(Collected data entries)
▬▬▬

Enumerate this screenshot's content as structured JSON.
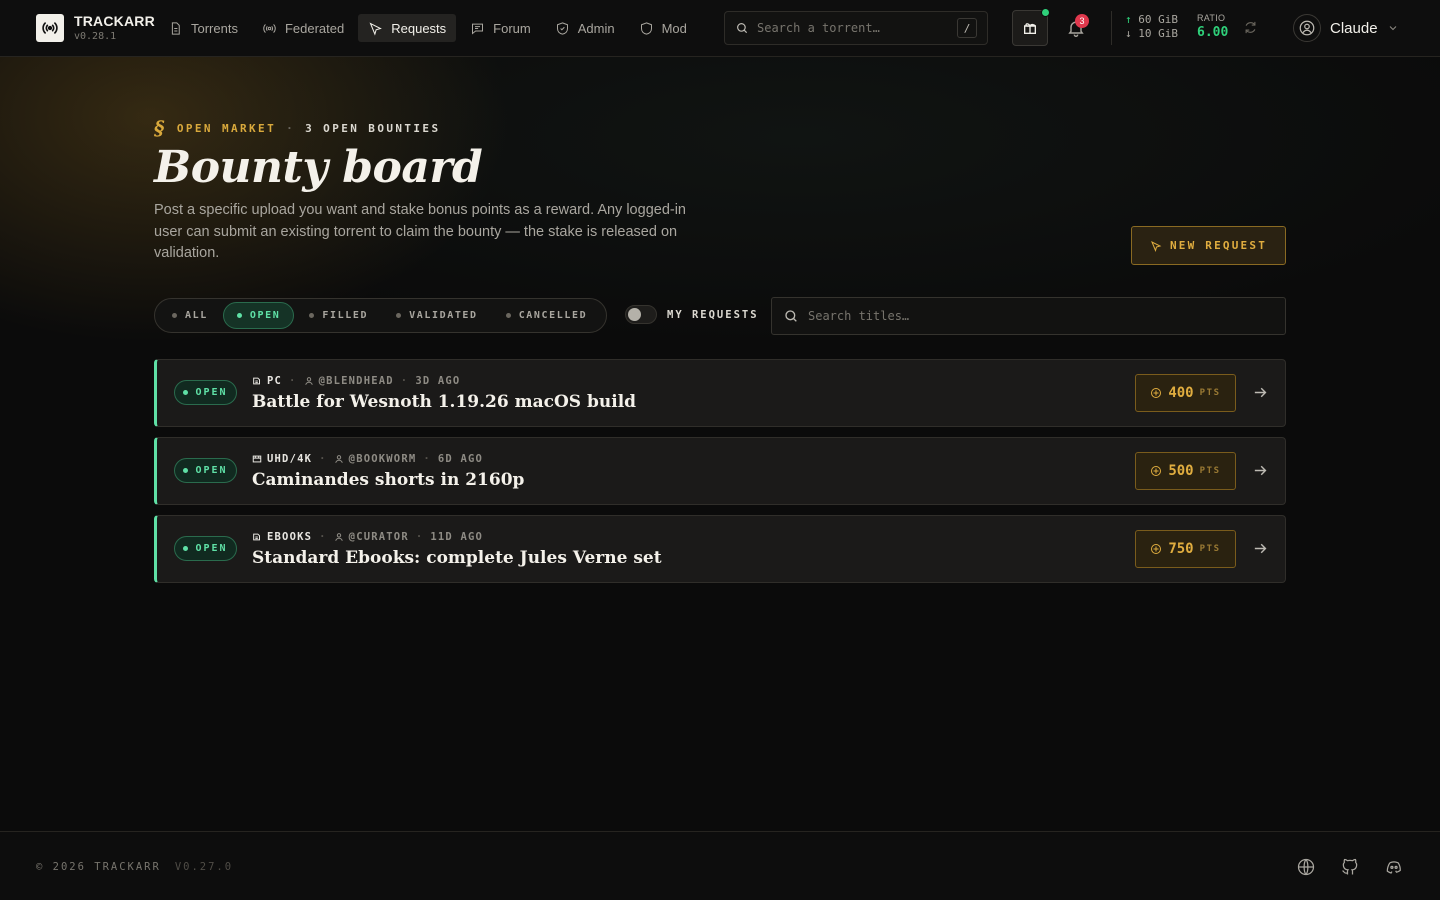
{
  "brand": {
    "name": "TRACKARR",
    "version": "v0.28.1"
  },
  "nav": [
    {
      "label": "Torrents",
      "icon": "file-icon"
    },
    {
      "label": "Federated",
      "icon": "broadcast-icon"
    },
    {
      "label": "Requests",
      "icon": "pointer-icon",
      "active": true
    },
    {
      "label": "Forum",
      "icon": "chat-icon"
    },
    {
      "label": "Admin",
      "icon": "shield-check-icon"
    },
    {
      "label": "Mod",
      "icon": "shield-icon"
    }
  ],
  "search": {
    "placeholder": "Search a torrent…",
    "shortcut": "/"
  },
  "notifications": {
    "count": "3"
  },
  "stats": {
    "upload": "60 GiB",
    "download": "10 GiB",
    "ratio_label": "RATIO",
    "ratio": "6.00"
  },
  "user": {
    "name": "Claude"
  },
  "hero": {
    "eyebrow_symbol": "§",
    "eyebrow_a": "OPEN MARKET",
    "eyebrow_sep": "·",
    "eyebrow_b": "3 OPEN BOUNTIES",
    "title": "Bounty board",
    "description": "Post a specific upload you want and stake bonus points as a reward. Any logged-in user can submit an existing torrent to claim the bounty — the stake is released on validation.",
    "new_request": "NEW REQUEST"
  },
  "filters": {
    "tabs": [
      "ALL",
      "OPEN",
      "FILLED",
      "VALIDATED",
      "CANCELLED"
    ],
    "active": "OPEN",
    "toggle_label": "MY REQUESTS",
    "search_placeholder": "Search titles…"
  },
  "requests": [
    {
      "status": "OPEN",
      "category": "PC",
      "author": "@BLENDHEAD",
      "age": "3D AGO",
      "title": "Battle for Wesnoth 1.19.26 macOS build",
      "points": "400",
      "unit": "PTS"
    },
    {
      "status": "OPEN",
      "category": "UHD/4K",
      "author": "@BOOKWORM",
      "age": "6D AGO",
      "title": "Caminandes shorts in 2160p",
      "points": "500",
      "unit": "PTS"
    },
    {
      "status": "OPEN",
      "category": "EBOOKS",
      "author": "@CURATOR",
      "age": "11D AGO",
      "title": "Standard Ebooks: complete Jules Verne set",
      "points": "750",
      "unit": "PTS"
    }
  ],
  "footer": {
    "copyright": "© 2026 TRACKARR",
    "version": "V0.27.0"
  },
  "colors": {
    "accent_gold": "#e0ad3f",
    "accent_green": "#5fe0a6",
    "ratio_green": "#2fd07a",
    "badge_red": "#e0384d"
  }
}
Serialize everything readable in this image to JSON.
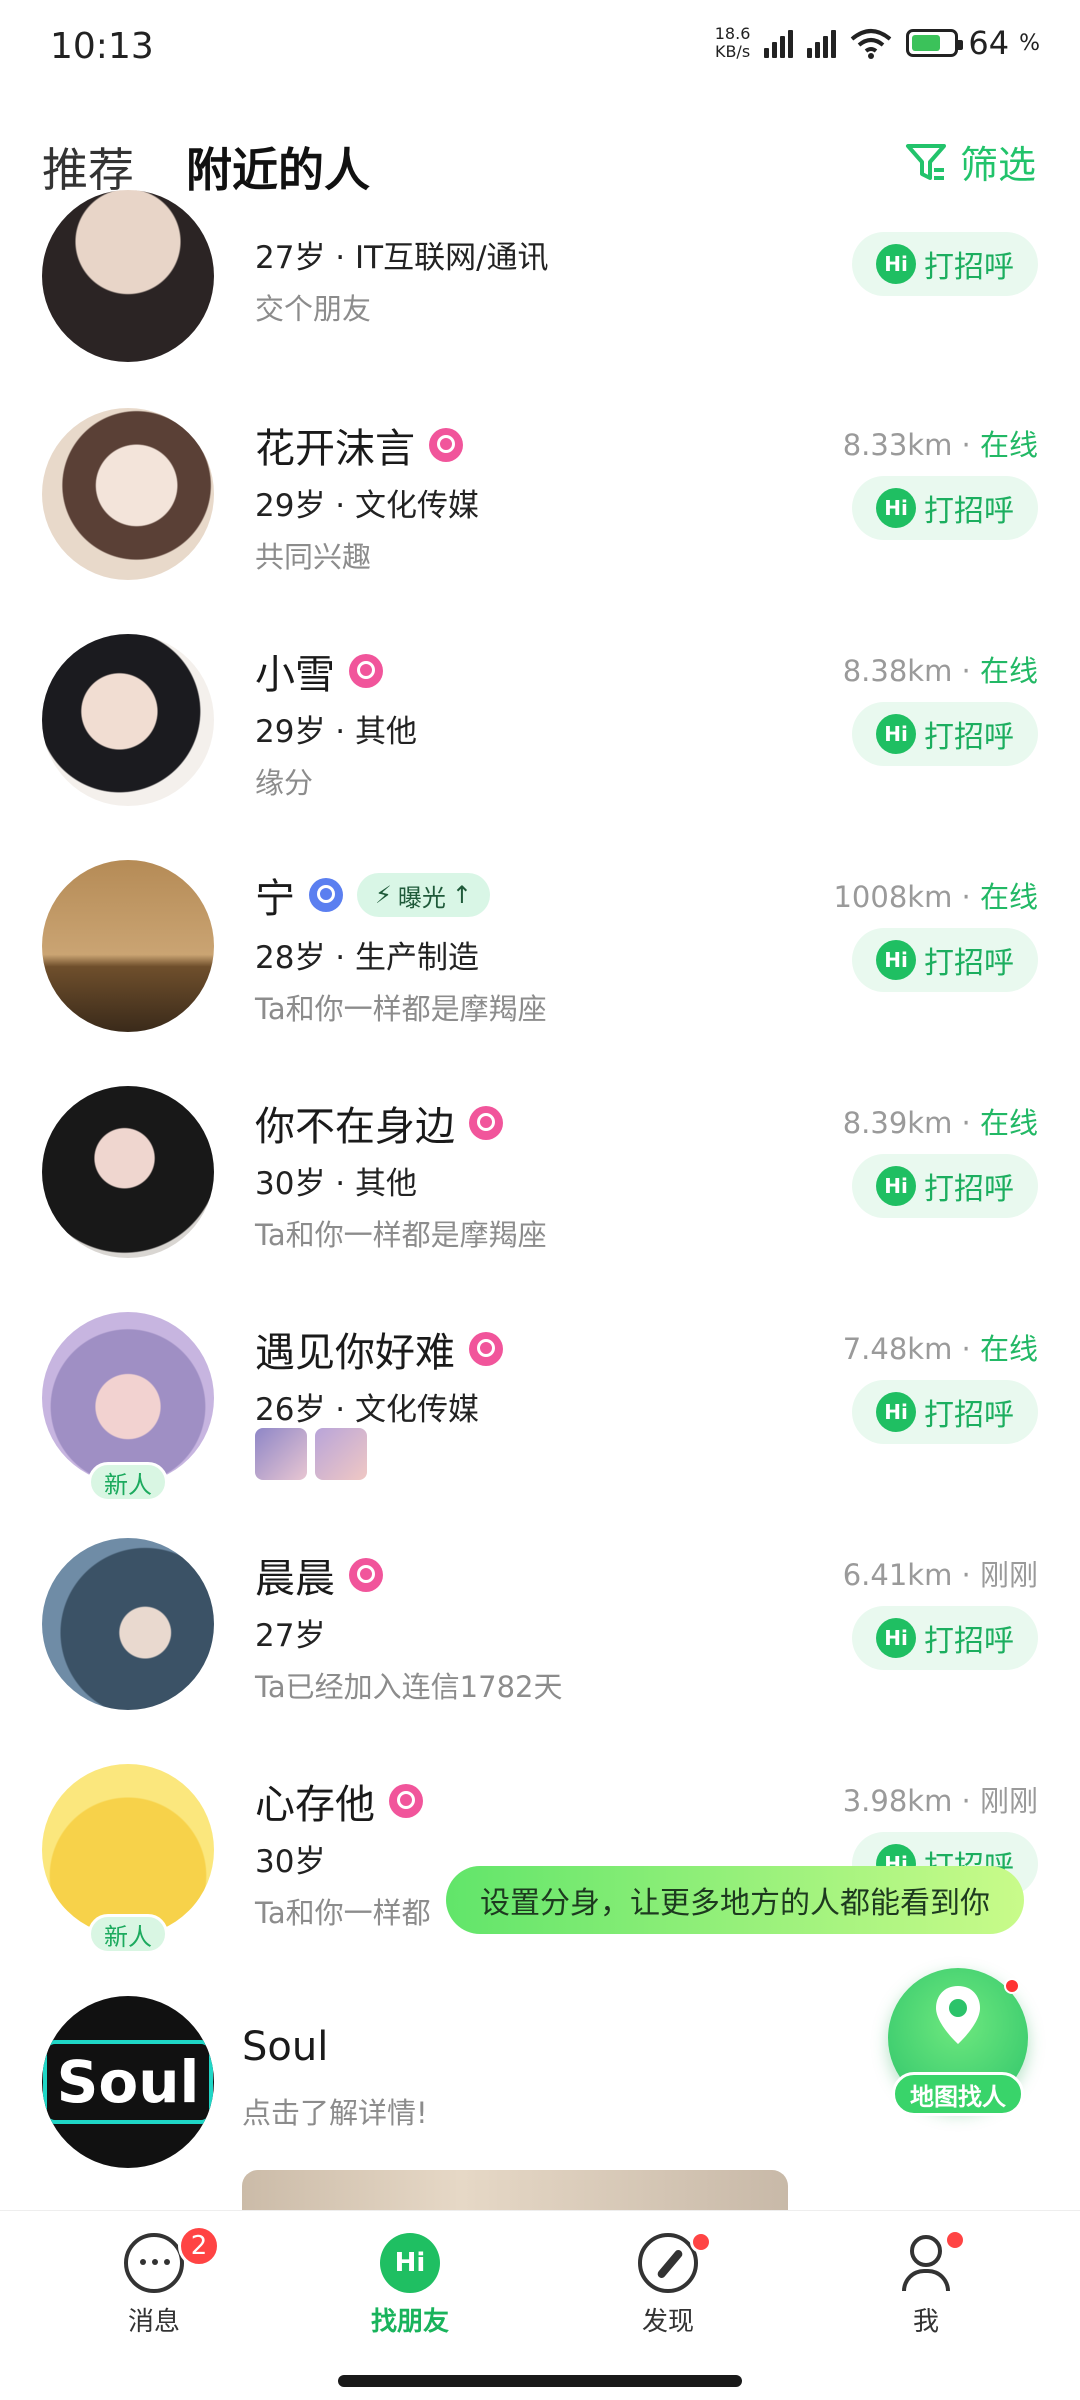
{
  "status": {
    "time": "10:13",
    "netspeed_top": "18.6",
    "netspeed_unit": "KB/s",
    "battery": "64"
  },
  "header": {
    "tab_recommend": "推荐",
    "tab_nearby": "附近的人",
    "filter_label": "筛选"
  },
  "users": [
    {
      "name": "",
      "info": "27岁 · IT互联网/通讯",
      "sub": "交个朋友",
      "distance": "",
      "status": "",
      "hi": "打招呼"
    },
    {
      "name": "花开沫言",
      "gender": "female",
      "info": "29岁 · 文化传媒",
      "sub": "共同兴趣",
      "distance": "8.33km",
      "status": "在线",
      "hi": "打招呼"
    },
    {
      "name": "小雪",
      "gender": "female",
      "info": "29岁 · 其他",
      "sub": "缘分",
      "distance": "8.38km",
      "status": "在线",
      "hi": "打招呼"
    },
    {
      "name": "宁",
      "gender": "male",
      "exposure": "曝光",
      "info": "28岁 · 生产制造",
      "sub": "Ta和你一样都是摩羯座",
      "distance": "1008km",
      "status": "在线",
      "hi": "打招呼"
    },
    {
      "name": "你不在身边",
      "gender": "female",
      "info": "30岁 · 其他",
      "sub": "Ta和你一样都是摩羯座",
      "distance": "8.39km",
      "status": "在线",
      "hi": "打招呼"
    },
    {
      "name": "遇见你好难",
      "gender": "female",
      "info": "26岁 · 文化传媒",
      "sub": "",
      "distance": "7.48km",
      "status": "在线",
      "hi": "打招呼",
      "badge": "新人"
    },
    {
      "name": "晨晨",
      "gender": "female",
      "info": "27岁",
      "sub": "Ta已经加入连信1782天",
      "distance": "6.41km",
      "status": "刚刚",
      "hi": "打招呼"
    },
    {
      "name": "心存他",
      "gender": "female",
      "info": "30岁",
      "sub": "Ta和你一样都",
      "distance": "3.98km",
      "status": "刚刚",
      "hi": "打招呼",
      "badge": "新人"
    }
  ],
  "ad": {
    "title": "Soul",
    "subtitle": "点击了解详情!",
    "logo": "Soul"
  },
  "tooltip": "设置分身，让更多地方的人都能看到你",
  "map_button": "地图找人",
  "nav": {
    "messages": "消息",
    "messages_badge": "2",
    "find": "找朋友",
    "discover": "发现",
    "me": "我"
  },
  "colors": {
    "accent": "#22c36b",
    "female": "#f1559b",
    "male": "#5b7ff0"
  }
}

▬▬▬

▸ **GIVEN PROBLEM**
Within the entries above, how many lines contain "name"? Respond with the number only.

▸ **EXERCISE OUTPUT**
10